--- DATA FOR PROCESSING ---

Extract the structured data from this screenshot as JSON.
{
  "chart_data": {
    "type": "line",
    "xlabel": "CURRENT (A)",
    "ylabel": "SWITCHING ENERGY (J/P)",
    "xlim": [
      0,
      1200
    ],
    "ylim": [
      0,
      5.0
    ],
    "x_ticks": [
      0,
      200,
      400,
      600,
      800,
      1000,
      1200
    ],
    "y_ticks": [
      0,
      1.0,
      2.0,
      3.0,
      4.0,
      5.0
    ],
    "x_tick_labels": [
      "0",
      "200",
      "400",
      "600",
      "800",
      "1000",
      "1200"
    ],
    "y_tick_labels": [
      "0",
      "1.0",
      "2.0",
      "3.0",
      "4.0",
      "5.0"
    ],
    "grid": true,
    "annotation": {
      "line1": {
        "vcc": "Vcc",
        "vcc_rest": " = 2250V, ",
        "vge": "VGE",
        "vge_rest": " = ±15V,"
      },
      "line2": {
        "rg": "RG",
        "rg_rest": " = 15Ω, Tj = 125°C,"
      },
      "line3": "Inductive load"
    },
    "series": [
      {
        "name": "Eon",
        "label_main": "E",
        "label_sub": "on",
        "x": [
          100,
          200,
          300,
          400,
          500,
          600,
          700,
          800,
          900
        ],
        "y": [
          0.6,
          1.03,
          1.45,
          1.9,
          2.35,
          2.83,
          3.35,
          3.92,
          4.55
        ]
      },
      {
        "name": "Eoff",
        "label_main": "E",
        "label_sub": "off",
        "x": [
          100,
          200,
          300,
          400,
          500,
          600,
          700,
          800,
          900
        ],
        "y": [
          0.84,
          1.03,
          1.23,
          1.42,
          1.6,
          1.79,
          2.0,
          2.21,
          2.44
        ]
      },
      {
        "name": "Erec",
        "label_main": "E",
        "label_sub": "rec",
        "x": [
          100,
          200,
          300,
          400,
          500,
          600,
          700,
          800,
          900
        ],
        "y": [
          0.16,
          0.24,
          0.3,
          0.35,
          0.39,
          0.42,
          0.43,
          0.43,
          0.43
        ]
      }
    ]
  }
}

---

Each record above should be restated word for word.

RESPONSE >>
Extract the structured data from this screenshot as JSON.
{
  "chart_data": {
    "type": "line",
    "xlabel": "CURRENT (A)",
    "ylabel": "SWITCHING ENERGY (J/P)",
    "xlim": [
      0,
      1200
    ],
    "ylim": [
      0,
      5.0
    ],
    "x_ticks": [
      0,
      200,
      400,
      600,
      800,
      1000,
      1200
    ],
    "y_ticks": [
      0,
      1.0,
      2.0,
      3.0,
      4.0,
      5.0
    ],
    "x_tick_labels": [
      "0",
      "200",
      "400",
      "600",
      "800",
      "1000",
      "1200"
    ],
    "y_tick_labels": [
      "0",
      "1.0",
      "2.0",
      "3.0",
      "4.0",
      "5.0"
    ],
    "grid": true,
    "annotation": {
      "line1": {
        "vcc": "Vcc",
        "vcc_rest": " = 2250V, ",
        "vge": "VGE",
        "vge_rest": " = ±15V,"
      },
      "line2": {
        "rg": "RG",
        "rg_rest": " = 15Ω, Tj = 125°C,"
      },
      "line3": "Inductive load"
    },
    "series": [
      {
        "name": "Eon",
        "label_main": "E",
        "label_sub": "on",
        "x": [
          100,
          200,
          300,
          400,
          500,
          600,
          700,
          800,
          900
        ],
        "y": [
          0.6,
          1.03,
          1.45,
          1.9,
          2.35,
          2.83,
          3.35,
          3.92,
          4.55
        ]
      },
      {
        "name": "Eoff",
        "label_main": "E",
        "label_sub": "off",
        "x": [
          100,
          200,
          300,
          400,
          500,
          600,
          700,
          800,
          900
        ],
        "y": [
          0.84,
          1.03,
          1.23,
          1.42,
          1.6,
          1.79,
          2.0,
          2.21,
          2.44
        ]
      },
      {
        "name": "Erec",
        "label_main": "E",
        "label_sub": "rec",
        "x": [
          100,
          200,
          300,
          400,
          500,
          600,
          700,
          800,
          900
        ],
        "y": [
          0.16,
          0.24,
          0.3,
          0.35,
          0.39,
          0.42,
          0.43,
          0.43,
          0.43
        ]
      }
    ]
  }
}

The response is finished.